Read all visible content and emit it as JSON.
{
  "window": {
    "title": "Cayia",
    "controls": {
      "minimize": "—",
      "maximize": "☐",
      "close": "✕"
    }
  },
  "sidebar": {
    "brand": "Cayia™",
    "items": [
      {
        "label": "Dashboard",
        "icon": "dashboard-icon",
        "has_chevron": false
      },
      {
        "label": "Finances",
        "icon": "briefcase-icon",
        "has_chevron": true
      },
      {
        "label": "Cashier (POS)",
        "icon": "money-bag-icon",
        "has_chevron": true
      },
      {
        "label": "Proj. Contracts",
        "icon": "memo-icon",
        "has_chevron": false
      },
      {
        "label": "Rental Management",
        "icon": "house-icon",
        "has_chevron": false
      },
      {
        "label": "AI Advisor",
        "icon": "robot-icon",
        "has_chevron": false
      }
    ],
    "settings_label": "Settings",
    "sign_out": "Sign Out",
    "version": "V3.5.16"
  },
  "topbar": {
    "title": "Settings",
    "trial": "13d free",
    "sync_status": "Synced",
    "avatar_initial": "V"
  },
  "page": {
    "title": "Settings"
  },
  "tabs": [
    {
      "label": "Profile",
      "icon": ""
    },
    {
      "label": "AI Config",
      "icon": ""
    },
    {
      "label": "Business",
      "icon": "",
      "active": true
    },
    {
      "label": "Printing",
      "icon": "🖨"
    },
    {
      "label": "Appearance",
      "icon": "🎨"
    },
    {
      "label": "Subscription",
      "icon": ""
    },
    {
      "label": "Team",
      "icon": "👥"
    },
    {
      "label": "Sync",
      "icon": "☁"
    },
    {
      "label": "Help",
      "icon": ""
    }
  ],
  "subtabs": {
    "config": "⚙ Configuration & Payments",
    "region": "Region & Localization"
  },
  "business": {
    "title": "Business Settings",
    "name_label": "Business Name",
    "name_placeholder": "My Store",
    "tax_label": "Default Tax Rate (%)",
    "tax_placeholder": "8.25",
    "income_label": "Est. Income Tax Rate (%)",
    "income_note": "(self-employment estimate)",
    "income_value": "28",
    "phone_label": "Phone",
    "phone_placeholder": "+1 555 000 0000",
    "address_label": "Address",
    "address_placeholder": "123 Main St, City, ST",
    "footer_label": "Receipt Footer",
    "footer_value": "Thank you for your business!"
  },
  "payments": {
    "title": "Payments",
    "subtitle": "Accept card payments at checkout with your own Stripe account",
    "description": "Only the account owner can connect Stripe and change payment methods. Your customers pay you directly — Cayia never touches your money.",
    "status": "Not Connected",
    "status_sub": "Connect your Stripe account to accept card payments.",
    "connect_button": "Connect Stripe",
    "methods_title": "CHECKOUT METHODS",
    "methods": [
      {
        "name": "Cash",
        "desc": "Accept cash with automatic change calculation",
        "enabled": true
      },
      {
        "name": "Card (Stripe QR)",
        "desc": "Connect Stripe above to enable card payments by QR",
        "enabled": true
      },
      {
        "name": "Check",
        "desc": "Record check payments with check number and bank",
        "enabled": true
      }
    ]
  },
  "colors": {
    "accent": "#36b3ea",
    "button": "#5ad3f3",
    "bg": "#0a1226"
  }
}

+++++

== THE PROBLEM ==
Report only how many lines in the records contain the word "account".

== WRITTEN SOLUTION ==
3